# Stated goal
Bring together all lines of the material below that contain the string "Pour".

# Records for the exercise
____________

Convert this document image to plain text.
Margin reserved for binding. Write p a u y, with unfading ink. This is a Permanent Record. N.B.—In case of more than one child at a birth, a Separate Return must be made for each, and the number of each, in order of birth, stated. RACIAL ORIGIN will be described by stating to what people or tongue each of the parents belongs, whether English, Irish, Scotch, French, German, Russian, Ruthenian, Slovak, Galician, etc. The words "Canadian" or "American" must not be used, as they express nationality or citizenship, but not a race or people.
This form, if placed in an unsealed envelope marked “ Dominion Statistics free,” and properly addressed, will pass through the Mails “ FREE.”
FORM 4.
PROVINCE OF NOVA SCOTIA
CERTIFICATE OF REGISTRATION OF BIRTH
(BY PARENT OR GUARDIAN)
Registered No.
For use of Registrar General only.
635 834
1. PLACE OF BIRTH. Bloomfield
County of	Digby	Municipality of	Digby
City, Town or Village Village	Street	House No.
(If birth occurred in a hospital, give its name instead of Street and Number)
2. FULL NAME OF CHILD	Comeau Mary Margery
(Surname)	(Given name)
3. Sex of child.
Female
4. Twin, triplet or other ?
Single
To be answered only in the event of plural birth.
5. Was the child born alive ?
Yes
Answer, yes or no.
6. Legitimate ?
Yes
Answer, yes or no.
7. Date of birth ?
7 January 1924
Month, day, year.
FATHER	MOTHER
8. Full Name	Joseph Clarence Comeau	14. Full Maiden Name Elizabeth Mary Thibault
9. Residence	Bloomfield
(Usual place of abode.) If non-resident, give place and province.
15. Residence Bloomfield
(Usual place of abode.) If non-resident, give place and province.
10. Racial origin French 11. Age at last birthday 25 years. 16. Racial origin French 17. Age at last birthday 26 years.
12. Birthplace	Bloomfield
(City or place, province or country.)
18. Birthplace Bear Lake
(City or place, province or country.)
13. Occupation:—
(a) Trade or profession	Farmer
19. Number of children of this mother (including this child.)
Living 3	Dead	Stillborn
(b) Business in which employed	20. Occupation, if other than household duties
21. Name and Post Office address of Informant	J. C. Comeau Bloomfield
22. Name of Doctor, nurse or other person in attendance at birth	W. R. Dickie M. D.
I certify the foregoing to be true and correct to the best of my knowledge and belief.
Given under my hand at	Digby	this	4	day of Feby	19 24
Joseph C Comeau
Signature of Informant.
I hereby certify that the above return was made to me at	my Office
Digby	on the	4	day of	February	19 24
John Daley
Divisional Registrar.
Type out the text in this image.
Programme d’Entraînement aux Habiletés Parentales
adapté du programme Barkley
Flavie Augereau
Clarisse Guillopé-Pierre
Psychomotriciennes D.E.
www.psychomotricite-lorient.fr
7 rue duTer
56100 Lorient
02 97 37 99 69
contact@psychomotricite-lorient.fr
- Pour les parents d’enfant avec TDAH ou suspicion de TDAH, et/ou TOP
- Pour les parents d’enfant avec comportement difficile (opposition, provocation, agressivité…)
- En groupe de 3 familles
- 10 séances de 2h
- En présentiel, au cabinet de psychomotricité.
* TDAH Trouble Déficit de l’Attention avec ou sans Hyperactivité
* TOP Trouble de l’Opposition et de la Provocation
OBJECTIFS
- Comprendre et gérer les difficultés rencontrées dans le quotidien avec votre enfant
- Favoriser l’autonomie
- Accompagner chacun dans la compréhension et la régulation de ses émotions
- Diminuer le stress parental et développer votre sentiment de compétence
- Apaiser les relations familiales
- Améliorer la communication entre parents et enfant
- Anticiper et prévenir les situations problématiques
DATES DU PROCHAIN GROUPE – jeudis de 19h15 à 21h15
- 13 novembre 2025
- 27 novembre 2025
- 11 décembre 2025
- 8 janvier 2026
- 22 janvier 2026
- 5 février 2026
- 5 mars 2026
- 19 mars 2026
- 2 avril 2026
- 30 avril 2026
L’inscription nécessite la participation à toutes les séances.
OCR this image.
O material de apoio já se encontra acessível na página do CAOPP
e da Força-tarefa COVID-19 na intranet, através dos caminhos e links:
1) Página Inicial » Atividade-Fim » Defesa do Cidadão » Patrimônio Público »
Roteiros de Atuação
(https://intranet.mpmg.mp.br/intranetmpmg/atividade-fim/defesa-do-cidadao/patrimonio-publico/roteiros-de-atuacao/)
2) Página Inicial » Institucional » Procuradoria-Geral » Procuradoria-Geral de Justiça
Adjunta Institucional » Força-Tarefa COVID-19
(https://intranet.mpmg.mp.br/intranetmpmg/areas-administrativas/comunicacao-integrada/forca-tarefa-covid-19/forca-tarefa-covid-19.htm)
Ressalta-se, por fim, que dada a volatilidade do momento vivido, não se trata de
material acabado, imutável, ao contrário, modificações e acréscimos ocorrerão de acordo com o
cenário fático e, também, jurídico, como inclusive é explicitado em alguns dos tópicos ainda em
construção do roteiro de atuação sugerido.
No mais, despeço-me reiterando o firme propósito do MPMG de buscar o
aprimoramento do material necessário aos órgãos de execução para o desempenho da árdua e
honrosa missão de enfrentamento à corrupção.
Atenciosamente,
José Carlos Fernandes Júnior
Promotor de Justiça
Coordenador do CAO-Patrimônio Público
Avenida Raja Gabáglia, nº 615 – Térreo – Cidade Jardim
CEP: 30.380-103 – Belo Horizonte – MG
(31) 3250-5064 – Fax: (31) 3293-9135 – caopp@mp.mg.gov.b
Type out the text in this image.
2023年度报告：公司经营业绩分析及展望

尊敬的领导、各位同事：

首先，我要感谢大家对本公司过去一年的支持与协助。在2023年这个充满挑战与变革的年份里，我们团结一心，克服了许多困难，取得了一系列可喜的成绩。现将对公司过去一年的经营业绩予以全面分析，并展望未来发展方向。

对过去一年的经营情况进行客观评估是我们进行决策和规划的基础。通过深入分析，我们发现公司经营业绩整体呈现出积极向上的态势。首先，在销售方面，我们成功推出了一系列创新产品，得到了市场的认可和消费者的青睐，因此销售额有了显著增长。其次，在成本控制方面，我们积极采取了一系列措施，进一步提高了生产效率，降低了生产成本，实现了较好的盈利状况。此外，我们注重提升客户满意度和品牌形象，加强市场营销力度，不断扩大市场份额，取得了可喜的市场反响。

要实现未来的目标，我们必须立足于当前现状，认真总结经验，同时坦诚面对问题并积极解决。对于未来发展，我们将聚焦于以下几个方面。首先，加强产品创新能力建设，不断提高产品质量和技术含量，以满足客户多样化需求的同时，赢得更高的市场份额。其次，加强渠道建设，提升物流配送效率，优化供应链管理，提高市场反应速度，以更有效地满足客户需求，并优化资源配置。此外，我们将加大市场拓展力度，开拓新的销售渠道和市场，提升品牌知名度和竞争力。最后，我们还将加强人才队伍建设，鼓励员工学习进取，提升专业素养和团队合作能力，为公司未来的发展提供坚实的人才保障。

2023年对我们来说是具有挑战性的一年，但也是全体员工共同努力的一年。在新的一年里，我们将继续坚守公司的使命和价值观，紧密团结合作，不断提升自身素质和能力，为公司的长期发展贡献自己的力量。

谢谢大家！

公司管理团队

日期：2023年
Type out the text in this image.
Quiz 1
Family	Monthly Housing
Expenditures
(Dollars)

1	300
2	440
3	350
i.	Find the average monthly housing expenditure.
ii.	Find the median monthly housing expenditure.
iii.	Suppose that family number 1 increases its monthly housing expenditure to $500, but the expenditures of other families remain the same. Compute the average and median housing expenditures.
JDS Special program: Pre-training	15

____________

# Reply
- Pour les parents d’enfant avec TDAH ou suspicion de TDAH, et/ou TOP
- Pour les parents d’enfant avec comportement difficile (opposition, provocation, agressivité…)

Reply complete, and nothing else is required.